- _TO DO_
Write out all the entries word for word and omit any pictures.

- _EXTRACTED DATA_

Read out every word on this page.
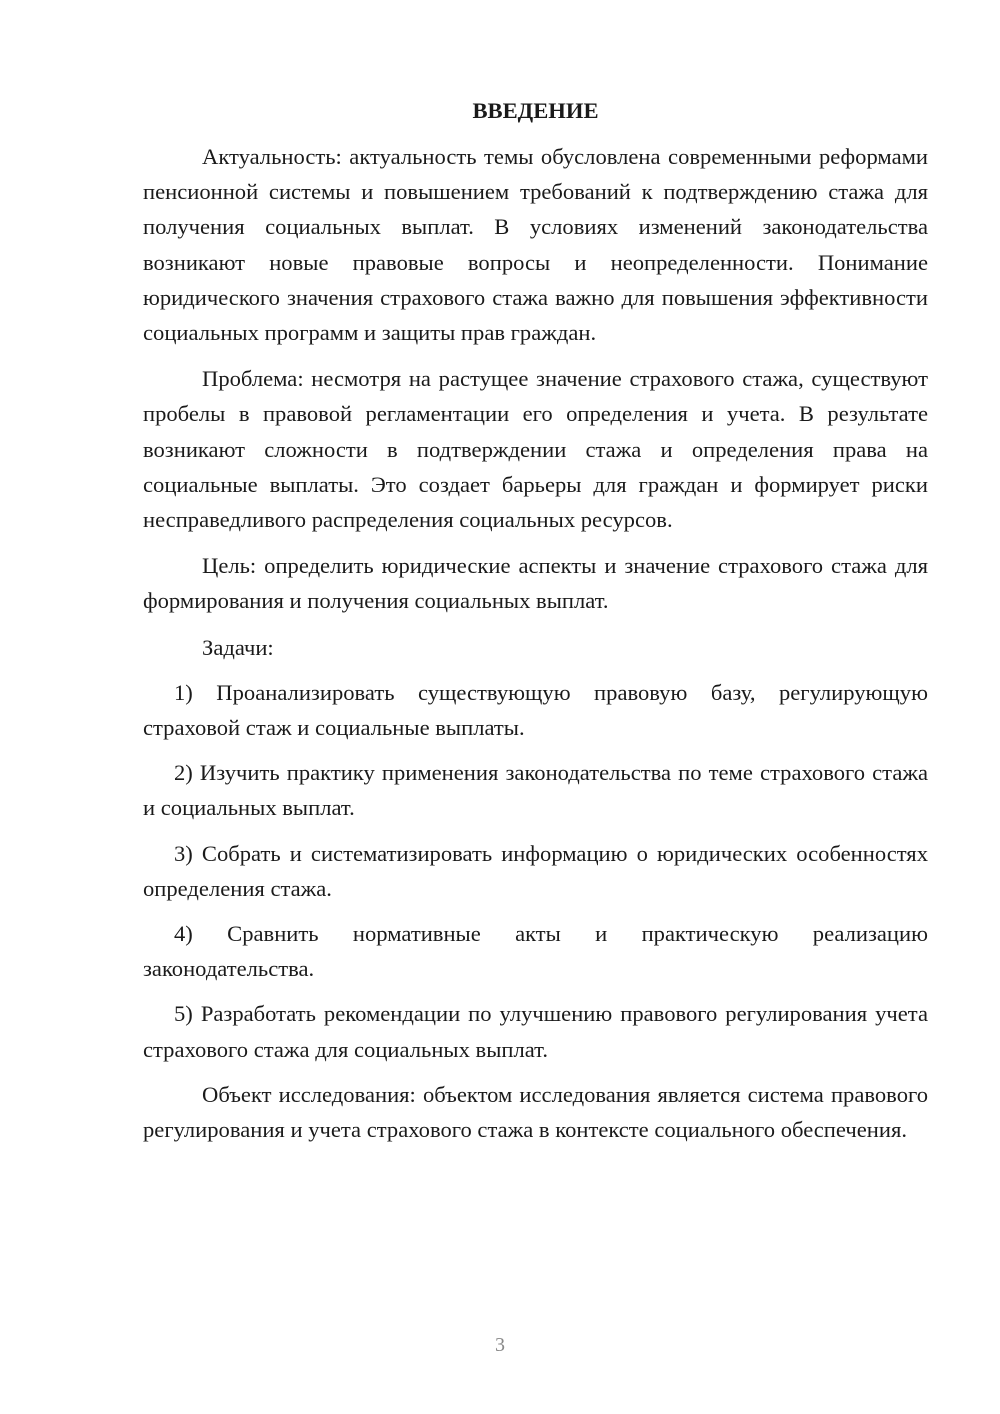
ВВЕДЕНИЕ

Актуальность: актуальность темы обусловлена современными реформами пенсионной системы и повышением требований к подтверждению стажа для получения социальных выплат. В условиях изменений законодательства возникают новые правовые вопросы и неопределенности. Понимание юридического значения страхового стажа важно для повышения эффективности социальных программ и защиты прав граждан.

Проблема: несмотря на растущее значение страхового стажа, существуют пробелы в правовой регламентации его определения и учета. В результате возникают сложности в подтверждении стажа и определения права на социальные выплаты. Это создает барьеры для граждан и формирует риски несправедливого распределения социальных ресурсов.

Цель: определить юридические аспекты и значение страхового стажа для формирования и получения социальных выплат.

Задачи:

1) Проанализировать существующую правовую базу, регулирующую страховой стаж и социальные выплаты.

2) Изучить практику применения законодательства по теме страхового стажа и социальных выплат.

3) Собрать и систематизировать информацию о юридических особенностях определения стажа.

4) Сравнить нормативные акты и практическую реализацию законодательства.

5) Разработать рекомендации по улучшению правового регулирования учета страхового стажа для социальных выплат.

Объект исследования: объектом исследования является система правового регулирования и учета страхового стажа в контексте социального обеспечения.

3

- _EXPECTED ANSWER_
Read out every word on this page.
ВВЕДЕНИЕ

Актуальность: актуальность темы обусловлена современными реформами пенсионной системы и повышением требований к подтверждению стажа для получения социальных выплат. В условиях изменений законодательства возникают новые правовые вопросы и неопределенности. Понимание юридического значения страхового стажа важно для повышения эффективности социальных программ и защиты прав граждан.

Проблема: несмотря на растущее значение страхового стажа, существуют пробелы в правовой регламентации его определения и учета. В результате возникают сложности в подтверждении стажа и определения права на социальные выплаты. Это создает барьеры для граждан и формирует риски несправедливого распределения социальных ресурсов.

Цель: определить юридические аспекты и значение страхового стажа для формирования и получения социальных выплат.

Задачи:

1) Проанализировать существующую правовую базу, регулирующую страховой стаж и социальные выплаты.

2) Изучить практику применения законодательства по теме страхового стажа и социальных выплат.

3) Собрать и систематизировать информацию о юридических особенностях определения стажа.

4) Сравнить нормативные акты и практическую реализацию законодательства.

5) Разработать рекомендации по улучшению правового регулирования учета страхового стажа для социальных выплат.

Объект исследования: объектом исследования является система правового регулирования и учета страхового стажа в контексте социального обеспечения.

3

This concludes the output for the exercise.